Stored entries
--- BEGIN ---

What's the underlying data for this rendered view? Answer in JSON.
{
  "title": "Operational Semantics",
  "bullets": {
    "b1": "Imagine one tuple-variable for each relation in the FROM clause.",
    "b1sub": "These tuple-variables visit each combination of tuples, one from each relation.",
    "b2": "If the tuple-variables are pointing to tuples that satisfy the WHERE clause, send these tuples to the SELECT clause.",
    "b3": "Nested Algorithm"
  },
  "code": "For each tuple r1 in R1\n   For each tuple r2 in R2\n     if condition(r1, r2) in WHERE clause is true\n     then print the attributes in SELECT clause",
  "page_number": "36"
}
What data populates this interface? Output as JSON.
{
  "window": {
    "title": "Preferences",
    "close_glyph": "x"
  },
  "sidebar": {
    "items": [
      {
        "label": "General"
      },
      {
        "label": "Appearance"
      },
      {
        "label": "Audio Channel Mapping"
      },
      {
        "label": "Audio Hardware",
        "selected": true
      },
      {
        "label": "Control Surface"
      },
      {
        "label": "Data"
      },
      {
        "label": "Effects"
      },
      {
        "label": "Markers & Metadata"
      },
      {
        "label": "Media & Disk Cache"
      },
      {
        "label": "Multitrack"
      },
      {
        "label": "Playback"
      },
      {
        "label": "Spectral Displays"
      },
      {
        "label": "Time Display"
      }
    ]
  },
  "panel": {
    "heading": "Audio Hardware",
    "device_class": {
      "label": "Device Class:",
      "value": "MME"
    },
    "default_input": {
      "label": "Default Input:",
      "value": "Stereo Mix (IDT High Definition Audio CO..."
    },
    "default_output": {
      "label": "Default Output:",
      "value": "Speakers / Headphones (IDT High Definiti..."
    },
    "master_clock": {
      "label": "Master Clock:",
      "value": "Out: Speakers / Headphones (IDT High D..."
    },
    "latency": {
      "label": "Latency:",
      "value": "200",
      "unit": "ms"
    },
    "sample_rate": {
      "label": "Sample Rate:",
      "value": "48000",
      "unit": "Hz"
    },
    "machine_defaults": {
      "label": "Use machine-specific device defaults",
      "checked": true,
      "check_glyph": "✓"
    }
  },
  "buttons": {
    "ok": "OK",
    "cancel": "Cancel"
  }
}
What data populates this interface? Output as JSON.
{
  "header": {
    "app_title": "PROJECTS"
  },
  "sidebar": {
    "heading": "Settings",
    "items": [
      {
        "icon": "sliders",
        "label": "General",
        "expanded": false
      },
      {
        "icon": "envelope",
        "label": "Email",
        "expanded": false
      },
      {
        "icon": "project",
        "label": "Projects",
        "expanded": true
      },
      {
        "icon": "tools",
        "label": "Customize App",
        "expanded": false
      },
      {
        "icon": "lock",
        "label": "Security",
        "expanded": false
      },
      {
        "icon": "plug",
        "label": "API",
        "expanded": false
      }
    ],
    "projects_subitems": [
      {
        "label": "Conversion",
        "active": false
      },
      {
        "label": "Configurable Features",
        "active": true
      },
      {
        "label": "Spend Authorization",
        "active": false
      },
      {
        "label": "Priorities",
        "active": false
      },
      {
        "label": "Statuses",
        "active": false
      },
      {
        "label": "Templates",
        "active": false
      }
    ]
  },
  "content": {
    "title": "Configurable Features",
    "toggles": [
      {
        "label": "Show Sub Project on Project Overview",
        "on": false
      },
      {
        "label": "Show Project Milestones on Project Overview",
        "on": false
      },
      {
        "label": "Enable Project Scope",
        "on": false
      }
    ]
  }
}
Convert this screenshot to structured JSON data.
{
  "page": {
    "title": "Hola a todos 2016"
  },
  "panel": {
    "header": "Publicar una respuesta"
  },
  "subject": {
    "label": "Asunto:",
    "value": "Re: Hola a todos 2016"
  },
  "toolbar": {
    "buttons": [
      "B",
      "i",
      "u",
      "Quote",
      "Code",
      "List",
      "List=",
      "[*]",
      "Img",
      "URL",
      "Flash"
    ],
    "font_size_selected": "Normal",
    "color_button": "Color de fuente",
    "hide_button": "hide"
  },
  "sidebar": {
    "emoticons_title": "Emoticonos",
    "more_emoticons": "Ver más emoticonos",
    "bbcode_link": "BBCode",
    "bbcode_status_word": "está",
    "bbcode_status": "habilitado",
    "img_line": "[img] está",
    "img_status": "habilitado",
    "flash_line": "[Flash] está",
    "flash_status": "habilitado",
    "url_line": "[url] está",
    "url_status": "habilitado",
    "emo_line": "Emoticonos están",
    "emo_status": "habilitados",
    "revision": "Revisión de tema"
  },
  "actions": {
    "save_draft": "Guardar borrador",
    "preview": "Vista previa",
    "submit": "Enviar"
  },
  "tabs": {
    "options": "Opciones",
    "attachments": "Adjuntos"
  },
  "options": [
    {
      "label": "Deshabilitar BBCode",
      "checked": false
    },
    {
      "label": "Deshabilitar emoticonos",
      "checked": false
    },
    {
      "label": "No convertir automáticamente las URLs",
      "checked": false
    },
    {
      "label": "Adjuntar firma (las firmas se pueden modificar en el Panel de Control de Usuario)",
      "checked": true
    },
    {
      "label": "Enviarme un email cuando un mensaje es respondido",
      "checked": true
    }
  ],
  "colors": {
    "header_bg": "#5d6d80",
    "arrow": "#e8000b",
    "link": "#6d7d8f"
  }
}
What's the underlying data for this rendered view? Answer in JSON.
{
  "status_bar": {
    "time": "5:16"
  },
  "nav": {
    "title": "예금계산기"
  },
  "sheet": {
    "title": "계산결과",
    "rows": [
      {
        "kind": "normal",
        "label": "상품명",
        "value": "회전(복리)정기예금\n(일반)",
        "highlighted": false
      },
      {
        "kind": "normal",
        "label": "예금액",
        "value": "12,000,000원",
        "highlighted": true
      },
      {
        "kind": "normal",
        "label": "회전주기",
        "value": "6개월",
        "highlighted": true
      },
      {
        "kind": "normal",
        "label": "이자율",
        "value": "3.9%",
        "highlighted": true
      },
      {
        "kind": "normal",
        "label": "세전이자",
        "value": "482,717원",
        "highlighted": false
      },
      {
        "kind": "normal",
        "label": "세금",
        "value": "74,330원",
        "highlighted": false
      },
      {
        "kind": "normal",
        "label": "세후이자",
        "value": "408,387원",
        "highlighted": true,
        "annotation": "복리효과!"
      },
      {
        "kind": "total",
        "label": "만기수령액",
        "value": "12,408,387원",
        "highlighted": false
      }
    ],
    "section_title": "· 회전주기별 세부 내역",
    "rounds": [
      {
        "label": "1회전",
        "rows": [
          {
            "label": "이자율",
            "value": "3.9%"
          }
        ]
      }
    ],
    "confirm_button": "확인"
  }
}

--- END ---

(Stated task):
Return every entry verbatim.

(Problem solution):
What's the underlying data for this rendered view? Answer in JSON.
{
  "title": "Operational Semantics",
  "bullets": {
    "b1": "Imagine one tuple-variable for each relation in the FROM clause.",
    "b1sub": "These tuple-variables visit each combination of tuples, one from each relation.",
    "b2": "If the tuple-variables are pointing to tuples that satisfy the WHERE clause, send these tuples to the SELECT clause.",
    "b3": "Nested Algorithm"
  },
  "code": "For each tuple r1 in R1\n   For each tuple r2 in R2\n     if condition(r1, r2) in WHERE clause is true\n     then print the attributes in SELECT clause",
  "page_number": "36"
}
What data populates this interface? Output as JSON.
{
  "window": {
    "title": "Preferences",
    "close_glyph": "x"
  },
  "sidebar": {
    "items": [
      {
        "label": "General"
      },
      {
        "label": "Appearance"
      },
      {
        "label": "Audio Channel Mapping"
      },
      {
        "label": "Audio Hardware",
        "selected": true
      },
      {
        "label": "Control Surface"
      },
      {
        "label": "Data"
      },
      {
        "label": "Effects"
      },
      {
        "label": "Markers & Metadata"
      },
      {
        "label": "Media & Disk Cache"
      },
      {
        "label": "Multitrack"
      },
      {
        "label": "Playback"
      },
      {
        "label": "Spectral Displays"
      },
      {
        "label": "Time Display"
      }
    ]
  },
  "panel": {
    "heading": "Audio Hardware",
    "device_class": {
      "label": "Device Class:",
      "value": "MME"
    },
    "default_input": {
      "label": "Default Input:",
      "value": "Stereo Mix (IDT High Definition Audio CO..."
    },
    "default_output": {
      "label": "Default Output:",
      "value": "Speakers / Headphones (IDT High Definiti..."
    },
    "master_clock": {
      "label": "Master Clock:",
      "value": "Out: Speakers / Headphones (IDT High D..."
    },
    "latency": {
      "label": "Latency:",
      "value": "200",
      "unit": "ms"
    },
    "sample_rate": {
      "label": "Sample Rate:",
      "value": "48000",
      "unit": "Hz"
    },
    "machine_defaults": {
      "label": "Use machine-specific device defaults",
      "checked": true,
      "check_glyph": "✓"
    }
  },
  "buttons": {
    "ok": "OK",
    "cancel": "Cancel"
  }
}
What data populates this interface? Output as JSON.
{
  "header": {
    "app_title": "PROJECTS"
  },
  "sidebar": {
    "heading": "Settings",
    "items": [
      {
        "icon": "sliders",
        "label": "General",
        "expanded": false
      },
      {
        "icon": "envelope",
        "label": "Email",
        "expanded": false
      },
      {
        "icon": "project",
        "label": "Projects",
        "expanded": true
      },
      {
        "icon": "tools",
        "label": "Customize App",
        "expanded": false
      },
      {
        "icon": "lock",
        "label": "Security",
        "expanded": false
      },
      {
        "icon": "plug",
        "label": "API",
        "expanded": false
      }
    ],
    "projects_subitems": [
      {
        "label": "Conversion",
        "active": false
      },
      {
        "label": "Configurable Features",
        "active": true
      },
      {
        "label": "Spend Authorization",
        "active": false
      },
      {
        "label": "Priorities",
        "active": false
      },
      {
        "label": "Statuses",
        "active": false
      },
      {
        "label": "Templates",
        "active": false
      }
    ]
  },
  "content": {
    "title": "Configurable Features",
    "toggles": [
      {
        "label": "Show Sub Project on Project Overview",
        "on": false
      },
      {
        "label": "Show Project Milestones on Project Overview",
        "on": false
      },
      {
        "label": "Enable Project Scope",
        "on": false
      }
    ]
  }
}
Convert this screenshot to structured JSON data.
{
  "page": {
    "title": "Hola a todos 2016"
  },
  "panel": {
    "header": "Publicar una respuesta"
  },
  "subject": {
    "label": "Asunto:",
    "value": "Re: Hola a todos 2016"
  },
  "toolbar": {
    "buttons": [
      "B",
      "i",
      "u",
      "Quote",
      "Code",
      "List",
      "List=",
      "[*]",
      "Img",
      "URL",
      "Flash"
    ],
    "font_size_selected": "Normal",
    "color_button": "Color de fuente",
    "hide_button": "hide"
  },
  "sidebar": {
    "emoticons_title": "Emoticonos",
    "more_emoticons": "Ver más emoticonos",
    "bbcode_link": "BBCode",
    "bbcode_status_word": "está",
    "bbcode_status": "habilitado",
    "img_line": "[img] está",
    "img_status": "habilitado",
    "flash_line": "[Flash] está",
    "flash_status": "habilitado",
    "url_line": "[url] está",
    "url_status": "habilitado",
    "emo_line": "Emoticonos están",
    "emo_status": "habilitados",
    "revision": "Revisión de tema"
  },
  "actions": {
    "save_draft": "Guardar borrador",
    "preview": "Vista previa",
    "submit": "Enviar"
  },
  "tabs": {
    "options": "Opciones",
    "attachments": "Adjuntos"
  },
  "options": [
    {
      "label": "Deshabilitar BBCode",
      "checked": false
    },
    {
      "label": "Deshabilitar emoticonos",
      "checked": false
    },
    {
      "label": "No convertir automáticamente las URLs",
      "checked": false
    },
    {
      "label": "Adjuntar firma (las firmas se pueden modificar en el Panel de Control de Usuario)",
      "checked": true
    },
    {
      "label": "Enviarme un email cuando un mensaje es respondido",
      "checked": true
    }
  ],
  "colors": {
    "header_bg": "#5d6d80",
    "arrow": "#e8000b",
    "link": "#6d7d8f"
  }
}
What's the underlying data for this rendered view? Answer in JSON.
{
  "status_bar": {
    "time": "5:16"
  },
  "nav": {
    "title": "예금계산기"
  },
  "sheet": {
    "title": "계산결과",
    "rows": [
      {
        "kind": "normal",
        "label": "상품명",
        "value": "회전(복리)정기예금\n(일반)",
        "highlighted": false
      },
      {
        "kind": "normal",
        "label": "예금액",
        "value": "12,000,000원",
        "highlighted": true
      },
      {
        "kind": "normal",
        "label": "회전주기",
        "value": "6개월",
        "highlighted": true
      },
      {
        "kind": "normal",
        "label": "이자율",
        "value": "3.9%",
        "highlighted": true
      },
      {
        "kind": "normal",
        "label": "세전이자",
        "value": "482,717원",
        "highlighted": false
      },
      {
        "kind": "normal",
        "label": "세금",
        "value": "74,330원",
        "highlighted": false
      },
      {
        "kind": "normal",
        "label": "세후이자",
        "value": "408,387원",
        "highlighted": true,
        "annotation": "복리효과!"
      },
      {
        "kind": "total",
        "label": "만기수령액",
        "value": "12,408,387원",
        "highlighted": false
      }
    ],
    "section_title": "· 회전주기별 세부 내역",
    "rounds": [
      {
        "label": "1회전",
        "rows": [
          {
            "label": "이자율",
            "value": "3.9%"
          }
        ]
      }
    ],
    "confirm_button": "확인"
  }
}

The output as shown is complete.